TASK GOAL: Exact reproduction is required for all entries.

RECORDS PROVIDED:
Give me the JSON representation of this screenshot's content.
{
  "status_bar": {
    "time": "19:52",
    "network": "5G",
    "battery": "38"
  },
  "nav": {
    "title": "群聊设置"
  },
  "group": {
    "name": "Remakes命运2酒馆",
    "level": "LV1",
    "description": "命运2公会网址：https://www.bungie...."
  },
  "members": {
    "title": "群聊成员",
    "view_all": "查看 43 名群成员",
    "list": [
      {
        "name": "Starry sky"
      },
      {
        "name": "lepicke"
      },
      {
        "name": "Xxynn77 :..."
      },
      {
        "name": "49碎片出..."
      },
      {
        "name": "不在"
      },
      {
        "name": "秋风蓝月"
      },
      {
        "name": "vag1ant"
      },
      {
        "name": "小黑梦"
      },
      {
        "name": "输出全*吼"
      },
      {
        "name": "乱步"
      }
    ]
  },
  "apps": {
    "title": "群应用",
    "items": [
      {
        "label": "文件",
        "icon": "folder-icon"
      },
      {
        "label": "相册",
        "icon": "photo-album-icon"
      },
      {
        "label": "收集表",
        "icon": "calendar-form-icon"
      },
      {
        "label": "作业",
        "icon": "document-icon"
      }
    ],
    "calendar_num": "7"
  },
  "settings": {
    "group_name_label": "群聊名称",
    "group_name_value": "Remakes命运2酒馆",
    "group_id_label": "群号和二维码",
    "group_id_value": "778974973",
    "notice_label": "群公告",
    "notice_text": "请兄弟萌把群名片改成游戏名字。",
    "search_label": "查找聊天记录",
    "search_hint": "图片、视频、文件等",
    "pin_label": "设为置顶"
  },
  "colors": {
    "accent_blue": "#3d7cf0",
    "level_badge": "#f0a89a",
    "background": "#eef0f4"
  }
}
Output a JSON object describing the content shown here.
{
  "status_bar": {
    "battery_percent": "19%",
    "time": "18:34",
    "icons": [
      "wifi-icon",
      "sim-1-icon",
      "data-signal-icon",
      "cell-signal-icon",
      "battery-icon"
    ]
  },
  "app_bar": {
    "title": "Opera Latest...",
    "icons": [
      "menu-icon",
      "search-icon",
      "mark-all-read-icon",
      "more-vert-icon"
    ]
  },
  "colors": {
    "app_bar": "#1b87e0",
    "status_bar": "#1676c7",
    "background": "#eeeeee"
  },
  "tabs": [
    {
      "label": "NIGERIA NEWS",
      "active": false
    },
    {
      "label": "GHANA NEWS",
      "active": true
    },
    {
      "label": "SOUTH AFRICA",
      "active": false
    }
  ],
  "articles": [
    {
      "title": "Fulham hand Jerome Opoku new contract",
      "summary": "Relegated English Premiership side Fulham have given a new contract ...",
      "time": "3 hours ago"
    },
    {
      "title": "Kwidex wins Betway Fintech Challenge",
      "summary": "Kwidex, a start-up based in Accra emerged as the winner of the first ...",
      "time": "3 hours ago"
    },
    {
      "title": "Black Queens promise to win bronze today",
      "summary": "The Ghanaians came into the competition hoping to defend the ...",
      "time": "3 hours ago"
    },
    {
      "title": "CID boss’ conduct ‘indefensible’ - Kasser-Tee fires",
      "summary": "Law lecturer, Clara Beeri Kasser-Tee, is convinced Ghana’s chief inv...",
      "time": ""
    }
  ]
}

WORKED SOLUTION:
Give me the JSON representation of this screenshot's content.
{
  "status_bar": {
    "time": "19:52",
    "network": "5G",
    "battery": "38"
  },
  "nav": {
    "title": "群聊设置"
  },
  "group": {
    "name": "Remakes命运2酒馆",
    "level": "LV1",
    "description": "命运2公会网址：https://www.bungie...."
  },
  "members": {
    "title": "群聊成员",
    "view_all": "查看 43 名群成员",
    "list": [
      {
        "name": "Starry sky"
      },
      {
        "name": "lepicke"
      },
      {
        "name": "Xxynn77 :..."
      },
      {
        "name": "49碎片出..."
      },
      {
        "name": "不在"
      },
      {
        "name": "秋风蓝月"
      },
      {
        "name": "vag1ant"
      },
      {
        "name": "小黑梦"
      },
      {
        "name": "输出全*吼"
      },
      {
        "name": "乱步"
      }
    ]
  },
  "apps": {
    "title": "群应用",
    "items": [
      {
        "label": "文件",
        "icon": "folder-icon"
      },
      {
        "label": "相册",
        "icon": "photo-album-icon"
      },
      {
        "label": "收集表",
        "icon": "calendar-form-icon"
      },
      {
        "label": "作业",
        "icon": "document-icon"
      }
    ],
    "calendar_num": "7"
  },
  "settings": {
    "group_name_label": "群聊名称",
    "group_name_value": "Remakes命运2酒馆",
    "group_id_label": "群号和二维码",
    "group_id_value": "778974973",
    "notice_label": "群公告",
    "notice_text": "请兄弟萌把群名片改成游戏名字。",
    "search_label": "查找聊天记录",
    "search_hint": "图片、视频、文件等",
    "pin_label": "设为置顶"
  },
  "colors": {
    "accent_blue": "#3d7cf0",
    "level_badge": "#f0a89a",
    "background": "#eef0f4"
  }
}
Output a JSON object describing the content shown here.
{
  "status_bar": {
    "battery_percent": "19%",
    "time": "18:34",
    "icons": [
      "wifi-icon",
      "sim-1-icon",
      "data-signal-icon",
      "cell-signal-icon",
      "battery-icon"
    ]
  },
  "app_bar": {
    "title": "Opera Latest...",
    "icons": [
      "menu-icon",
      "search-icon",
      "mark-all-read-icon",
      "more-vert-icon"
    ]
  },
  "colors": {
    "app_bar": "#1b87e0",
    "status_bar": "#1676c7",
    "background": "#eeeeee"
  },
  "tabs": [
    {
      "label": "NIGERIA NEWS",
      "active": false
    },
    {
      "label": "GHANA NEWS",
      "active": true
    },
    {
      "label": "SOUTH AFRICA",
      "active": false
    }
  ],
  "articles": [
    {
      "title": "Fulham hand Jerome Opoku new contract",
      "summary": "Relegated English Premiership side Fulham have given a new contract ...",
      "time": "3 hours ago"
    },
    {
      "title": "Kwidex wins Betway Fintech Challenge",
      "summary": "Kwidex, a start-up based in Accra emerged as the winner of the first ...",
      "time": "3 hours ago"
    },
    {
      "title": "Black Queens promise to win bronze today",
      "summary": "The Ghanaians came into the competition hoping to defend the ...",
      "time": "3 hours ago"
    },
    {
      "title": "CID boss’ conduct ‘indefensible’ - Kasser-Tee fires",
      "summary": "Law lecturer, Clara Beeri Kasser-Tee, is convinced Ghana’s chief inv...",
      "time": ""
    }
  ]
}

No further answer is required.